### Written request
Pull out all lines from the listing below in which the word "السليمان" appears.

Extracted records
•••
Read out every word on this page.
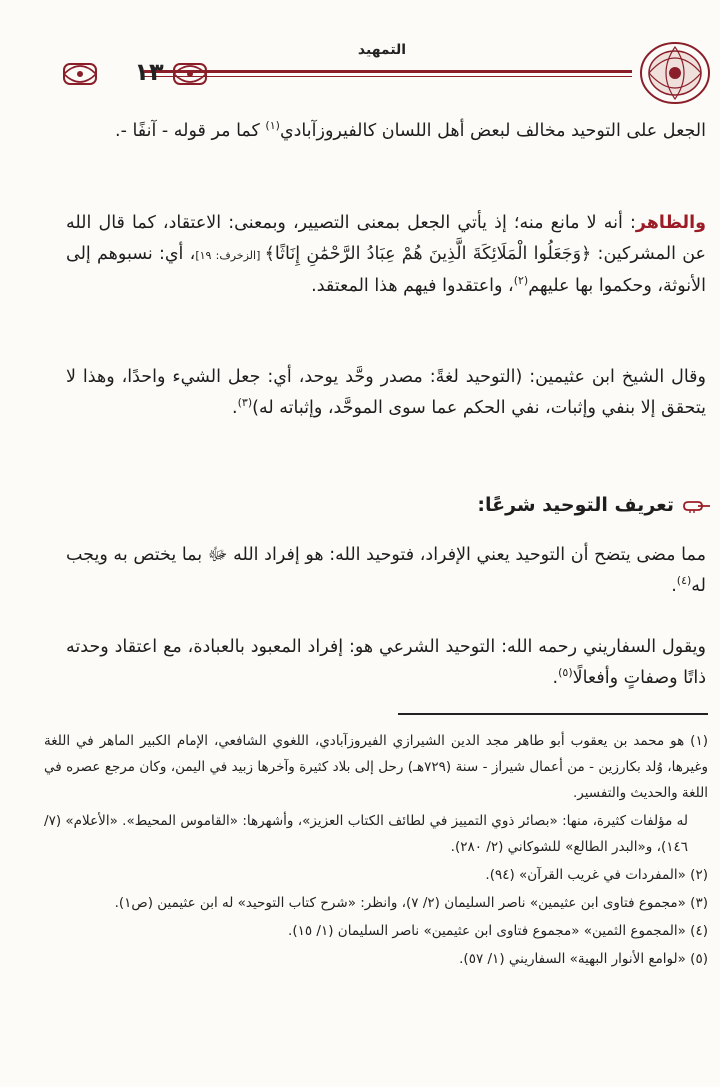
التمهيد
١٣

الجعل على التوحيد مخالف لبعض أهل اللسان كالفيروزآبادي$^{(١)}$ كما مر قوله - آنفًا -.

والظاهر: أنه لا مانع منه؛ إذ يأتي الجعل بمعنى التصيير، وبمعنى: الاعتقاد، كما قال الله عن المشركين: ﴿وَجَعَلُوا الْمَلَائِكَةَ الَّذِينَ هُمْ عِبَادُ الرَّحْمَٰنِ إِنَاثًا﴾ [الزخرف: ١٩]، أي: نسبوهم إلى الأنوثة، وحكموا بها عليهم$^{(٢)}$، واعتقدوا فيهم هذا المعتقد.

وقال الشيخ ابن عثيمين: (التوحيد لغةً: مصدر وحَّد يوحد، أي: جعل الشيء واحدًا، وهذا لا يتحقق إلا بنفي وإثبات، نفي الحكم عما سوى الموحَّد، وإثباته له)$^{(٣)}$.

تعريف التوحيد شرعًا:

مما مضى يتضح أن التوحيد يعني الإفراد، فتوحيد الله: هو إفراد الله ﷻ بما يختص به ويجب له$^{(٤)}$.

ويقول السفاريني رحمه الله: التوحيد الشرعي هو: إفراد المعبود بالعبادة، مع اعتقاد وحدته ذاتًا وصفاتٍ وأفعالًا$^{(٥)}$.

(١) هو محمد بن يعقوب أبو طاهر مجد الدين الشيرازي الفيروزآبادي، اللغوي الشافعي، الإمام الكبير الماهر في اللغة وغيرها، وُلد بكارزين - من أعمال شيراز - سنة (٧٢٩هـ) رحل إلى بلاد كثيرة وآخرها زبيد في اليمن، وكان مرجع عصره في اللغة والحديث والتفسير.

له مؤلفات كثيرة، منها: «بصائر ذوي التمييز في لطائف الكتاب العزيز»، وأشهرها: «القاموس المحيط». «الأعلام» (٧/ ١٤٦)، و«البدر الطالع» للشوكاني (٢/ ٢٨٠).

(٢) «المفردات في غريب القرآن» (٩٤).

(٣) «مجموع فتاوى ابن عثيمين» ناصر السليمان (٢/ ٧)، وانظر: «شرح كتاب التوحيد» له ابن عثيمين (ص١).

(٤) «المجموع الثمين» «مجموع فتاوى ابن عثيمين» ناصر السليمان (١/ ١٥).

(٥) «لوامع الأنوار البهية» السفاريني (١/ ٥٧).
•••
### Reply to the exercise
(٣) «مجموع فتاوى ابن عثيمين» ناصر السليمان (٢/ ٧)، وانظر: «شرح كتاب التوحيد» له ابن عثيمين (ص١).
(٤) «المجموع الثمين» «مجموع فتاوى ابن عثيمين» ناصر السليمان (١/ ١٥).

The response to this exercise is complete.